Work to be completed:
Scan the entries and tally the lines that include the string "name". Reply with the figure alone.

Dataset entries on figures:
---------------
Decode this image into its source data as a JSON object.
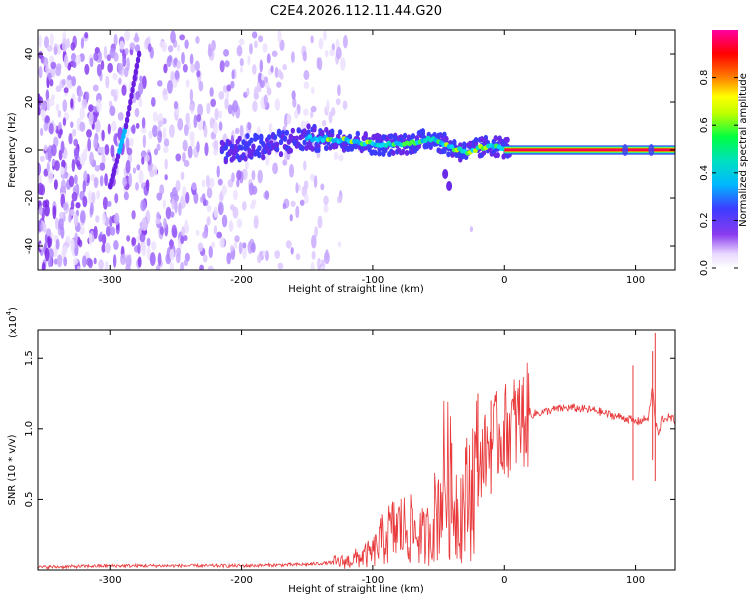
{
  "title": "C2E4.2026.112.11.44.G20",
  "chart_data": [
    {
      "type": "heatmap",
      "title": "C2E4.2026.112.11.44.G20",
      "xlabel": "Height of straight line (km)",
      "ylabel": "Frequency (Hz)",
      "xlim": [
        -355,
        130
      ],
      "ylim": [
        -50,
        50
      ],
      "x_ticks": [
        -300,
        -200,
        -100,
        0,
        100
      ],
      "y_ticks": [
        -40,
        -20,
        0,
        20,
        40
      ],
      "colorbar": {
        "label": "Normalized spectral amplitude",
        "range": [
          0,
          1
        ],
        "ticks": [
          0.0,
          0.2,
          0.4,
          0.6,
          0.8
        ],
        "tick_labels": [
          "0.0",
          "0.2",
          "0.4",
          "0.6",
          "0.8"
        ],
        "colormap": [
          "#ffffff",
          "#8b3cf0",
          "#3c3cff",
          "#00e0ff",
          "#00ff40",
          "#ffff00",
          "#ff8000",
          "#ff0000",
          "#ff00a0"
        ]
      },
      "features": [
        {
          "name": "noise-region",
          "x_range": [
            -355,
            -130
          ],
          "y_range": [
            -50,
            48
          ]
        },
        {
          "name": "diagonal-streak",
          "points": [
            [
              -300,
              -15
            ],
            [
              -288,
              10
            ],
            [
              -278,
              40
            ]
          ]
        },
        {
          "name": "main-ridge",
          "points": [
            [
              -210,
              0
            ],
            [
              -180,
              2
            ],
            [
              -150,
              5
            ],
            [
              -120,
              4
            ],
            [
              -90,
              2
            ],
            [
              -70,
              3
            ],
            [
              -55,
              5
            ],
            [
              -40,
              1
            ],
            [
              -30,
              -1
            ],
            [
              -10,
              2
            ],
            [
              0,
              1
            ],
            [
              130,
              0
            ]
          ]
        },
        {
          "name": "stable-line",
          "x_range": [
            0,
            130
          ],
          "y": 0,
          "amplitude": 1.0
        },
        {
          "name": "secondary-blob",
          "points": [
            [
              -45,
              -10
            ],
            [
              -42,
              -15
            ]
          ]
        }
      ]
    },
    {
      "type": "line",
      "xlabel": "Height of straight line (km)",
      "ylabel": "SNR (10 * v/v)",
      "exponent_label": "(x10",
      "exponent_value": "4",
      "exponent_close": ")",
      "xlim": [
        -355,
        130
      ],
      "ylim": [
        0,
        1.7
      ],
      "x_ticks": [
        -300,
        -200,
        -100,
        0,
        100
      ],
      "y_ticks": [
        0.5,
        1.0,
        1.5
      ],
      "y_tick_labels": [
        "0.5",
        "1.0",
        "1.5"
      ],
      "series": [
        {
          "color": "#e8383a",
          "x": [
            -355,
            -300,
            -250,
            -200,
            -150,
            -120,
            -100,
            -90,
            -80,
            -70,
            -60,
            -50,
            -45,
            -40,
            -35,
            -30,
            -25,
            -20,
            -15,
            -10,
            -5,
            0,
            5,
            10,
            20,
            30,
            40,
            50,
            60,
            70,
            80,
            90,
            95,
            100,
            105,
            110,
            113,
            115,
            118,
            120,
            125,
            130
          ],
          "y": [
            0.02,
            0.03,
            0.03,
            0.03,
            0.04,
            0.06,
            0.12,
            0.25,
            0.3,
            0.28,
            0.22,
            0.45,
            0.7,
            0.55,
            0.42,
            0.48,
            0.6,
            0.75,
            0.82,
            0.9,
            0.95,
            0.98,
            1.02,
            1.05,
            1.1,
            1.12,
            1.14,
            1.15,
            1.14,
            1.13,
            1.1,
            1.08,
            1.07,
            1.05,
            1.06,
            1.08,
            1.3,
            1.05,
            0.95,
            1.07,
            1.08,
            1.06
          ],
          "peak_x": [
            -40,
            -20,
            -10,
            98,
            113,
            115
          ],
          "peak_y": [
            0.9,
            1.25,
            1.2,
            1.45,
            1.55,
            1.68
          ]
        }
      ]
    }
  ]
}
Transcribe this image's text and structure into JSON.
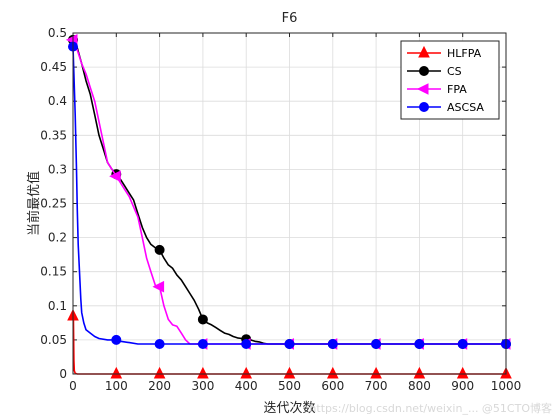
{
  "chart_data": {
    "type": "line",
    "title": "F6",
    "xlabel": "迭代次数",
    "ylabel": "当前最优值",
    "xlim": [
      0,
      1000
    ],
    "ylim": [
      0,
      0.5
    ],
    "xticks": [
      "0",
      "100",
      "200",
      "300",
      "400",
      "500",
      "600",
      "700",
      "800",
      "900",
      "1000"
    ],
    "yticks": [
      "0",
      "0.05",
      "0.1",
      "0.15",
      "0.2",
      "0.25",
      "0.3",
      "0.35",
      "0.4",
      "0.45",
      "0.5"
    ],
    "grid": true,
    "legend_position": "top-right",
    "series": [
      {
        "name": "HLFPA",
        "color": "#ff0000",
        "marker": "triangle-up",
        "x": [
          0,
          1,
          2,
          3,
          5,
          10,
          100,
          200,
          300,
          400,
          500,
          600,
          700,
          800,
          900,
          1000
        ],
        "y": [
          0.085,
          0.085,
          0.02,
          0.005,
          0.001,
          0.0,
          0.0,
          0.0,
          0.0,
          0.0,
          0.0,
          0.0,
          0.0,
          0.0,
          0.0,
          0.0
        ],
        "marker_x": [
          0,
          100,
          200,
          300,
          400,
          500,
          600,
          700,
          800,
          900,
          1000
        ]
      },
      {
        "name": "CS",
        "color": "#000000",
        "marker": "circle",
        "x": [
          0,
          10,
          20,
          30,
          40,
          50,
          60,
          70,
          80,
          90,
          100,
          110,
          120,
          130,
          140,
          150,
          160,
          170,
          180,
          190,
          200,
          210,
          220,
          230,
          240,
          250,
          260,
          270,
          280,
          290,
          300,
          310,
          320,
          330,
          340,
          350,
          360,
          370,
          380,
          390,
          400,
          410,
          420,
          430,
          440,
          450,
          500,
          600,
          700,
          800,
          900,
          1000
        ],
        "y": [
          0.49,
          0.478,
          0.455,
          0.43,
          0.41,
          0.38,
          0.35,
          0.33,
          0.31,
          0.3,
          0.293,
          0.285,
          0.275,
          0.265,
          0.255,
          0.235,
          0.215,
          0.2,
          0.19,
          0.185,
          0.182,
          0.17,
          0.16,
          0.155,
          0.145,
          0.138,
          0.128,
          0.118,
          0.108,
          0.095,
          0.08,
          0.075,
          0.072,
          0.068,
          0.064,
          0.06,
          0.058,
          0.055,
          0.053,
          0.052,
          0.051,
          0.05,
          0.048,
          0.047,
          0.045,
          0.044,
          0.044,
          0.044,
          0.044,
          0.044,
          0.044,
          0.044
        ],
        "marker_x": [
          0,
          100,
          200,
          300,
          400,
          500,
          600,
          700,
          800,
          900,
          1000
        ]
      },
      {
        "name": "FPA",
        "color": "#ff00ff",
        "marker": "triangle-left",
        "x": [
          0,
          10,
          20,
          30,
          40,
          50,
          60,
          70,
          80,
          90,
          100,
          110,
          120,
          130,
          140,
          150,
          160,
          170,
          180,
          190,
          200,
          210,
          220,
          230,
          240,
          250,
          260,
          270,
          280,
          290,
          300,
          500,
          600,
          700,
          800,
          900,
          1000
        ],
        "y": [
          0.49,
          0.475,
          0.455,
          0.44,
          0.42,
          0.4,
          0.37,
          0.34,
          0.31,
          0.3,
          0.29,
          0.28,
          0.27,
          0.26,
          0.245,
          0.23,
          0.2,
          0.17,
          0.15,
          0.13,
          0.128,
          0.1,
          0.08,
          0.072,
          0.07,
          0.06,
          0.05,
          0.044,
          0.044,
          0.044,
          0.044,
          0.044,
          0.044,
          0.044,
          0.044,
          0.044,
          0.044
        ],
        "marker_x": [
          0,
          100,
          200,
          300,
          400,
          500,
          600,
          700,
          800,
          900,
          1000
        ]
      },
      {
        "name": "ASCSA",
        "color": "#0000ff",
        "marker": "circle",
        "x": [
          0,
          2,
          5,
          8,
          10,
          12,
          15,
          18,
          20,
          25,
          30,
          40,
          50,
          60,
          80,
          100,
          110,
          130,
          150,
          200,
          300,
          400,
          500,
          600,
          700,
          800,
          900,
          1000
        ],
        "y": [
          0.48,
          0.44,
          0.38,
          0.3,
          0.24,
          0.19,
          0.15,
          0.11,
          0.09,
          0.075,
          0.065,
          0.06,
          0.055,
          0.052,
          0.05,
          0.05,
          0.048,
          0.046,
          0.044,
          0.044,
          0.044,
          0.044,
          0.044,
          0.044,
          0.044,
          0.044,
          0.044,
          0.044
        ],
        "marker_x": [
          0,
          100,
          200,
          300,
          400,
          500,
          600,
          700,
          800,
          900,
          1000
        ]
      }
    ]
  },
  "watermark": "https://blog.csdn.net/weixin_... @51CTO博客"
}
---------------
Problem solution:
9